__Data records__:
------------------------------
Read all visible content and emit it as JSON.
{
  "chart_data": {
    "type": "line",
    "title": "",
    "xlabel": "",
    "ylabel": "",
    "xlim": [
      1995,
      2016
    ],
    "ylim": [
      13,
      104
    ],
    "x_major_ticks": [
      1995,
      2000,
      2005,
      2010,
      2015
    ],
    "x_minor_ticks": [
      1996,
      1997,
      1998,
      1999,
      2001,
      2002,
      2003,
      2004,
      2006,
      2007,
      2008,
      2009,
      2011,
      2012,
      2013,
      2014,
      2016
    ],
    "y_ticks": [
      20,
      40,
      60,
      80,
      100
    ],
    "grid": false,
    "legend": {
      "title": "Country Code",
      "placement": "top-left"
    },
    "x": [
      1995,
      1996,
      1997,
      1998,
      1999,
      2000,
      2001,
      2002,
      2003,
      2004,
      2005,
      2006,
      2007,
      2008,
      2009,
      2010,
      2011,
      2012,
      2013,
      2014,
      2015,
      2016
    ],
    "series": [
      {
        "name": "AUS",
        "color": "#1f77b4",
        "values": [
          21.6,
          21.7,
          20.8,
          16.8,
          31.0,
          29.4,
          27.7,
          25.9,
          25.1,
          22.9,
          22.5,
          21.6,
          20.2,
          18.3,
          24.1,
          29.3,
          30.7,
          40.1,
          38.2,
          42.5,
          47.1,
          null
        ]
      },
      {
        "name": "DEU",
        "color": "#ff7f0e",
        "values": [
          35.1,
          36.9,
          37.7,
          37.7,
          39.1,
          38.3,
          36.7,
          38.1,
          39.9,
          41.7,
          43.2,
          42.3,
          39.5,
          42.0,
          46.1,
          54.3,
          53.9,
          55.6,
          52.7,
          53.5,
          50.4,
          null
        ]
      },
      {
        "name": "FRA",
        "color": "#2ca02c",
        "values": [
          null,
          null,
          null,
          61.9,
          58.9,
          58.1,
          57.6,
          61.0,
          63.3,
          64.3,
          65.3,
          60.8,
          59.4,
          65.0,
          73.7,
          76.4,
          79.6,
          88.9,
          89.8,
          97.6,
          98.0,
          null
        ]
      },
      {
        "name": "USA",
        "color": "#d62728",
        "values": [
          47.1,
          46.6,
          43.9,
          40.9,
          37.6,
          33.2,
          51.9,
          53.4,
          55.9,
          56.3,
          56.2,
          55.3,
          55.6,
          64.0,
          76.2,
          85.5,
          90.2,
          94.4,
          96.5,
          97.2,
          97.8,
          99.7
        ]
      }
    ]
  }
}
------------------------------
Transcribe each entry exactly.

__OUTPUT BELOW__:
Read all visible content and emit it as JSON.
{
  "chart_data": {
    "type": "line",
    "title": "",
    "xlabel": "",
    "ylabel": "",
    "xlim": [
      1995,
      2016
    ],
    "ylim": [
      13,
      104
    ],
    "x_major_ticks": [
      1995,
      2000,
      2005,
      2010,
      2015
    ],
    "x_minor_ticks": [
      1996,
      1997,
      1998,
      1999,
      2001,
      2002,
      2003,
      2004,
      2006,
      2007,
      2008,
      2009,
      2011,
      2012,
      2013,
      2014,
      2016
    ],
    "y_ticks": [
      20,
      40,
      60,
      80,
      100
    ],
    "grid": false,
    "legend": {
      "title": "Country Code",
      "placement": "top-left"
    },
    "x": [
      1995,
      1996,
      1997,
      1998,
      1999,
      2000,
      2001,
      2002,
      2003,
      2004,
      2005,
      2006,
      2007,
      2008,
      2009,
      2010,
      2011,
      2012,
      2013,
      2014,
      2015,
      2016
    ],
    "series": [
      {
        "name": "AUS",
        "color": "#1f77b4",
        "values": [
          21.6,
          21.7,
          20.8,
          16.8,
          31.0,
          29.4,
          27.7,
          25.9,
          25.1,
          22.9,
          22.5,
          21.6,
          20.2,
          18.3,
          24.1,
          29.3,
          30.7,
          40.1,
          38.2,
          42.5,
          47.1,
          null
        ]
      },
      {
        "name": "DEU",
        "color": "#ff7f0e",
        "values": [
          35.1,
          36.9,
          37.7,
          37.7,
          39.1,
          38.3,
          36.7,
          38.1,
          39.9,
          41.7,
          43.2,
          42.3,
          39.5,
          42.0,
          46.1,
          54.3,
          53.9,
          55.6,
          52.7,
          53.5,
          50.4,
          null
        ]
      },
      {
        "name": "FRA",
        "color": "#2ca02c",
        "values": [
          null,
          null,
          null,
          61.9,
          58.9,
          58.1,
          57.6,
          61.0,
          63.3,
          64.3,
          65.3,
          60.8,
          59.4,
          65.0,
          73.7,
          76.4,
          79.6,
          88.9,
          89.8,
          97.6,
          98.0,
          null
        ]
      },
      {
        "name": "USA",
        "color": "#d62728",
        "values": [
          47.1,
          46.6,
          43.9,
          40.9,
          37.6,
          33.2,
          51.9,
          53.4,
          55.9,
          56.3,
          56.2,
          55.3,
          55.6,
          64.0,
          76.2,
          85.5,
          90.2,
          94.4,
          96.5,
          97.2,
          97.8,
          99.7
        ]
      }
    ]
  }
}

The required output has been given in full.